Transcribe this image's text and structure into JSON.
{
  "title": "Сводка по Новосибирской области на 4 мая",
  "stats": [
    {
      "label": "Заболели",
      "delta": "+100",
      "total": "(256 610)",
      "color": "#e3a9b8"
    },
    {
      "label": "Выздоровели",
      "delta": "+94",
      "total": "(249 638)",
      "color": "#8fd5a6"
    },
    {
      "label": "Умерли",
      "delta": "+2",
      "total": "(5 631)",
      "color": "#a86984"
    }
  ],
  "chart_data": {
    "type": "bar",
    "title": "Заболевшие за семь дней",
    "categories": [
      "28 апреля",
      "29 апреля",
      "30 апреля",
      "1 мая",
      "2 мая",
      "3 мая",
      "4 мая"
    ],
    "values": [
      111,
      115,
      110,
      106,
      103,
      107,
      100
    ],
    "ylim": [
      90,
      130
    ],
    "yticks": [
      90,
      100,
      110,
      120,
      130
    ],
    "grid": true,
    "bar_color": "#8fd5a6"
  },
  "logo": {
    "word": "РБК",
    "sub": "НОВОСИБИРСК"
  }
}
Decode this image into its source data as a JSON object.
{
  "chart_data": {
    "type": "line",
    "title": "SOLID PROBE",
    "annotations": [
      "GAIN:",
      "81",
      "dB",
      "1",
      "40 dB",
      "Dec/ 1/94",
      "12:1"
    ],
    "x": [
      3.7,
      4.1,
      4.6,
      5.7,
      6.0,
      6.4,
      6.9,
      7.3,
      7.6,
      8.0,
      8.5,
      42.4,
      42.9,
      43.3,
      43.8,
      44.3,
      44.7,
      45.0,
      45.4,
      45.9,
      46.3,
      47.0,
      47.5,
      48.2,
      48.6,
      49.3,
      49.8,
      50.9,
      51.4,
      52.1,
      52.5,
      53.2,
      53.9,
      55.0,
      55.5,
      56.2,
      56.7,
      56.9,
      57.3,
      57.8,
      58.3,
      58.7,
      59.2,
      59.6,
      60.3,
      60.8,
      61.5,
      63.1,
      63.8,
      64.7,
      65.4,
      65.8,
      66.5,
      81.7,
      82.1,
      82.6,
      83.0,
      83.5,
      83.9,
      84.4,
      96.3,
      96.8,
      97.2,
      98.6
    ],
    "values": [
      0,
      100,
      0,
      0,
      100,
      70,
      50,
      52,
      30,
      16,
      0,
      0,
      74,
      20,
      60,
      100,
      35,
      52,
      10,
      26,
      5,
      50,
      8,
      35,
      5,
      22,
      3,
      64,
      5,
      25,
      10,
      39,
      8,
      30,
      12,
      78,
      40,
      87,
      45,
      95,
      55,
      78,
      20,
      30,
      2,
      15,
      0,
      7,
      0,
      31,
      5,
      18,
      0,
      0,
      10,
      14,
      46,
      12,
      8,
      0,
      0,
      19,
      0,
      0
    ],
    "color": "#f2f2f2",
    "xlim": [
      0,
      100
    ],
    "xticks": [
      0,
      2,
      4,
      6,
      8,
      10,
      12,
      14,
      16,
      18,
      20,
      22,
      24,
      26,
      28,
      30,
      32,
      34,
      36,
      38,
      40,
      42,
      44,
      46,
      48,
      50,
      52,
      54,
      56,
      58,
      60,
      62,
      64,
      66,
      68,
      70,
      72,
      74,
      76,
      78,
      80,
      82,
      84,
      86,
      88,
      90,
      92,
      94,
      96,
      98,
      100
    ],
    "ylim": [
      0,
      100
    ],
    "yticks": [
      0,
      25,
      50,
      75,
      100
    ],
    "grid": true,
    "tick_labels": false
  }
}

━━━━━━━━━━

- Requirement
Retype the records above exactly.

- Task solution
Transcribe this image's text and structure into JSON.
{
  "title": "Сводка по Новосибирской области на 4 мая",
  "stats": [
    {
      "label": "Заболели",
      "delta": "+100",
      "total": "(256 610)",
      "color": "#e3a9b8"
    },
    {
      "label": "Выздоровели",
      "delta": "+94",
      "total": "(249 638)",
      "color": "#8fd5a6"
    },
    {
      "label": "Умерли",
      "delta": "+2",
      "total": "(5 631)",
      "color": "#a86984"
    }
  ],
  "chart_data": {
    "type": "bar",
    "title": "Заболевшие за семь дней",
    "categories": [
      "28 апреля",
      "29 апреля",
      "30 апреля",
      "1 мая",
      "2 мая",
      "3 мая",
      "4 мая"
    ],
    "values": [
      111,
      115,
      110,
      106,
      103,
      107,
      100
    ],
    "ylim": [
      90,
      130
    ],
    "yticks": [
      90,
      100,
      110,
      120,
      130
    ],
    "grid": true,
    "bar_color": "#8fd5a6"
  },
  "logo": {
    "word": "РБК",
    "sub": "НОВОСИБИРСК"
  }
}
Decode this image into its source data as a JSON object.
{
  "chart_data": {
    "type": "line",
    "title": "SOLID PROBE",
    "annotations": [
      "GAIN:",
      "81",
      "dB",
      "1",
      "40 dB",
      "Dec/ 1/94",
      "12:1"
    ],
    "x": [
      3.7,
      4.1,
      4.6,
      5.7,
      6.0,
      6.4,
      6.9,
      7.3,
      7.6,
      8.0,
      8.5,
      42.4,
      42.9,
      43.3,
      43.8,
      44.3,
      44.7,
      45.0,
      45.4,
      45.9,
      46.3,
      47.0,
      47.5,
      48.2,
      48.6,
      49.3,
      49.8,
      50.9,
      51.4,
      52.1,
      52.5,
      53.2,
      53.9,
      55.0,
      55.5,
      56.2,
      56.7,
      56.9,
      57.3,
      57.8,
      58.3,
      58.7,
      59.2,
      59.6,
      60.3,
      60.8,
      61.5,
      63.1,
      63.8,
      64.7,
      65.4,
      65.8,
      66.5,
      81.7,
      82.1,
      82.6,
      83.0,
      83.5,
      83.9,
      84.4,
      96.3,
      96.8,
      97.2,
      98.6
    ],
    "values": [
      0,
      100,
      0,
      0,
      100,
      70,
      50,
      52,
      30,
      16,
      0,
      0,
      74,
      20,
      60,
      100,
      35,
      52,
      10,
      26,
      5,
      50,
      8,
      35,
      5,
      22,
      3,
      64,
      5,
      25,
      10,
      39,
      8,
      30,
      12,
      78,
      40,
      87,
      45,
      95,
      55,
      78,
      20,
      30,
      2,
      15,
      0,
      7,
      0,
      31,
      5,
      18,
      0,
      0,
      10,
      14,
      46,
      12,
      8,
      0,
      0,
      19,
      0,
      0
    ],
    "color": "#f2f2f2",
    "xlim": [
      0,
      100
    ],
    "xticks": [
      0,
      2,
      4,
      6,
      8,
      10,
      12,
      14,
      16,
      18,
      20,
      22,
      24,
      26,
      28,
      30,
      32,
      34,
      36,
      38,
      40,
      42,
      44,
      46,
      48,
      50,
      52,
      54,
      56,
      58,
      60,
      62,
      64,
      66,
      68,
      70,
      72,
      74,
      76,
      78,
      80,
      82,
      84,
      86,
      88,
      90,
      92,
      94,
      96,
      98,
      100
    ],
    "ylim": [
      0,
      100
    ],
    "yticks": [
      0,
      25,
      50,
      75,
      100
    ],
    "grid": true,
    "tick_labels": false
  }
}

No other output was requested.